▸ Task directions
Retype the data that follows line by line, exactly, and leave its pictures out.

[Collected data]
::::::

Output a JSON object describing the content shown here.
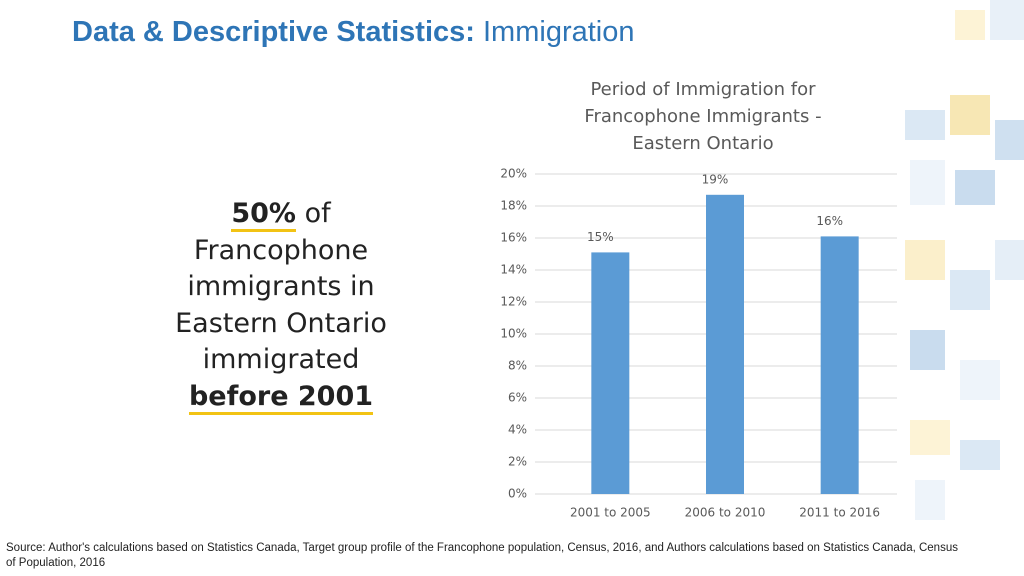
{
  "header": {
    "title_bold": "Data & Descriptive Statistics:",
    "title_rest": "Immigration"
  },
  "callout": {
    "highlight": "50%",
    "after": "of",
    "body": "Francophone immigrants in Eastern Ontario immigrated",
    "emphasis": "before 2001"
  },
  "source": "Source: Author's calculations based on Statistics Canada, Target group profile of the Francophone population, Census, 2016, and Authors calculations based on Statistics Canada, Census of Population, 2016",
  "chart_data": {
    "type": "bar",
    "title": "Period of Immigration for Francophone Immigrants - Eastern Ontario",
    "categories": [
      "2001 to 2005",
      "2006 to 2010",
      "2011 to 2016"
    ],
    "values": [
      15.1,
      18.7,
      16.1
    ],
    "value_labels": [
      "15%",
      "19%",
      "16%"
    ],
    "color": "#5b9bd5",
    "ylim": [
      0,
      20
    ],
    "yticks": [
      {
        "value": 0,
        "label": "0%"
      },
      {
        "value": 2,
        "label": "2%"
      },
      {
        "value": 4,
        "label": "4%"
      },
      {
        "value": 6,
        "label": "6%"
      },
      {
        "value": 8,
        "label": "8%"
      },
      {
        "value": 10,
        "label": "10%"
      },
      {
        "value": 12,
        "label": "12%"
      },
      {
        "value": 14,
        "label": "14%"
      },
      {
        "value": 16,
        "label": "16%"
      },
      {
        "value": 18,
        "label": "18%"
      },
      {
        "value": 20,
        "label": "20%"
      }
    ],
    "grid": true
  }
}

::::::

▸ Answer for the task
Output a JSON object describing the content shown here.
{
  "header": {
    "title_bold": "Data & Descriptive Statistics:",
    "title_rest": "Immigration"
  },
  "callout": {
    "highlight": "50%",
    "after": "of",
    "body": "Francophone immigrants in Eastern Ontario immigrated",
    "emphasis": "before 2001"
  },
  "source": "Source: Author's calculations based on Statistics Canada, Target group profile of the Francophone population, Census, 2016, and Authors calculations based on Statistics Canada, Census of Population, 2016",
  "chart_data": {
    "type": "bar",
    "title": "Period of Immigration for Francophone Immigrants - Eastern Ontario",
    "categories": [
      "2001 to 2005",
      "2006 to 2010",
      "2011 to 2016"
    ],
    "values": [
      15.1,
      18.7,
      16.1
    ],
    "value_labels": [
      "15%",
      "19%",
      "16%"
    ],
    "color": "#5b9bd5",
    "ylim": [
      0,
      20
    ],
    "yticks": [
      {
        "value": 0,
        "label": "0%"
      },
      {
        "value": 2,
        "label": "2%"
      },
      {
        "value": 4,
        "label": "4%"
      },
      {
        "value": 6,
        "label": "6%"
      },
      {
        "value": 8,
        "label": "8%"
      },
      {
        "value": 10,
        "label": "10%"
      },
      {
        "value": 12,
        "label": "12%"
      },
      {
        "value": 14,
        "label": "14%"
      },
      {
        "value": 16,
        "label": "16%"
      },
      {
        "value": 18,
        "label": "18%"
      },
      {
        "value": 20,
        "label": "20%"
      }
    ],
    "grid": true
  }
}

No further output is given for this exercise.